**WHAT IS BEING ASKED:** Transcribe every line exactly. Leave the pictures behind.

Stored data
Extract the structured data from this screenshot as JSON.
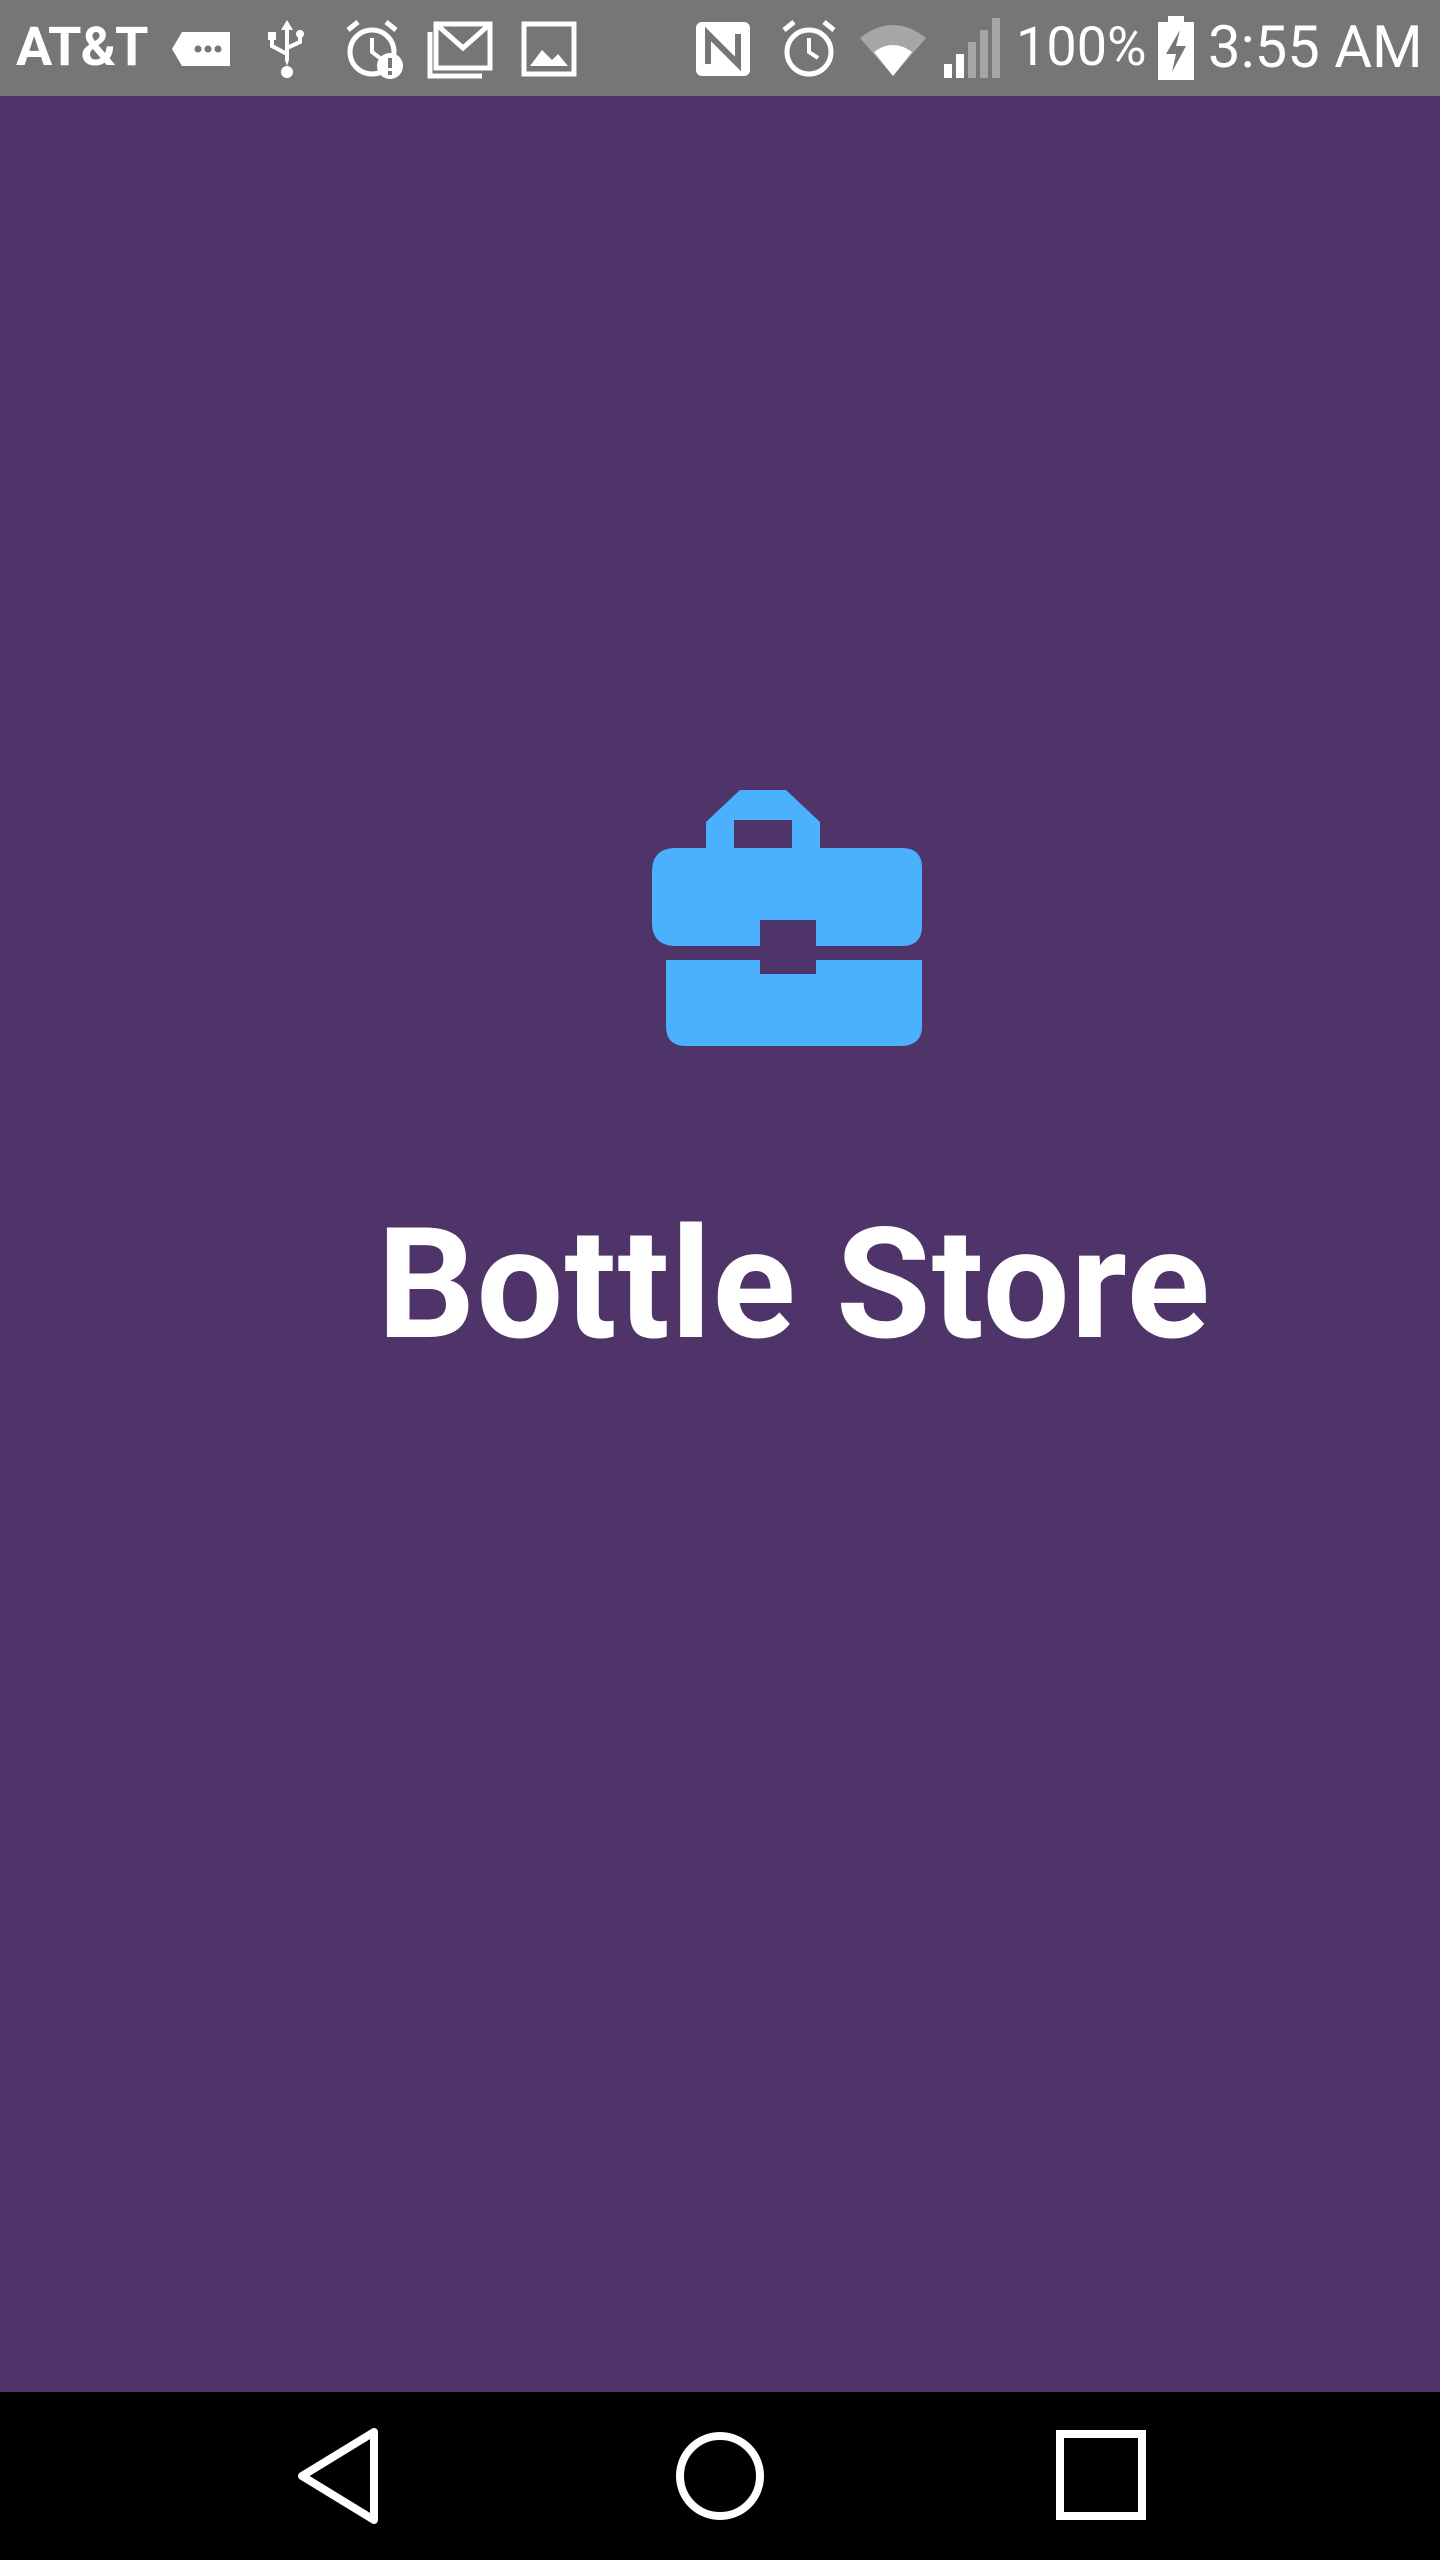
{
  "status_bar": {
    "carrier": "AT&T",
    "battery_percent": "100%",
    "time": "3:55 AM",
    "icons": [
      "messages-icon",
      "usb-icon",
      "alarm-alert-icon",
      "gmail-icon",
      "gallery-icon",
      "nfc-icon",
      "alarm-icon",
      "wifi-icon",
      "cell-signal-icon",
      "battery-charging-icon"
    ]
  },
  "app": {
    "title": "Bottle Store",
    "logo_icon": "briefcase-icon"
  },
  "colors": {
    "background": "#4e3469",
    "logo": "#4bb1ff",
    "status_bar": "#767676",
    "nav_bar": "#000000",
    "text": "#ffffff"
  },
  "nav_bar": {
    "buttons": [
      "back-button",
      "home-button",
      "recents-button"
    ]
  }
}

**EXPECTED ANSWER:**
Extract the structured data from this screenshot as JSON.
{
  "status_bar": {
    "carrier": "AT&T",
    "battery_percent": "100%",
    "time": "3:55 AM",
    "icons": [
      "messages-icon",
      "usb-icon",
      "alarm-alert-icon",
      "gmail-icon",
      "gallery-icon",
      "nfc-icon",
      "alarm-icon",
      "wifi-icon",
      "cell-signal-icon",
      "battery-charging-icon"
    ]
  },
  "app": {
    "title": "Bottle Store",
    "logo_icon": "briefcase-icon"
  },
  "colors": {
    "background": "#4e3469",
    "logo": "#4bb1ff",
    "status_bar": "#767676",
    "nav_bar": "#000000",
    "text": "#ffffff"
  },
  "nav_bar": {
    "buttons": [
      "back-button",
      "home-button",
      "recents-button"
    ]
  }
}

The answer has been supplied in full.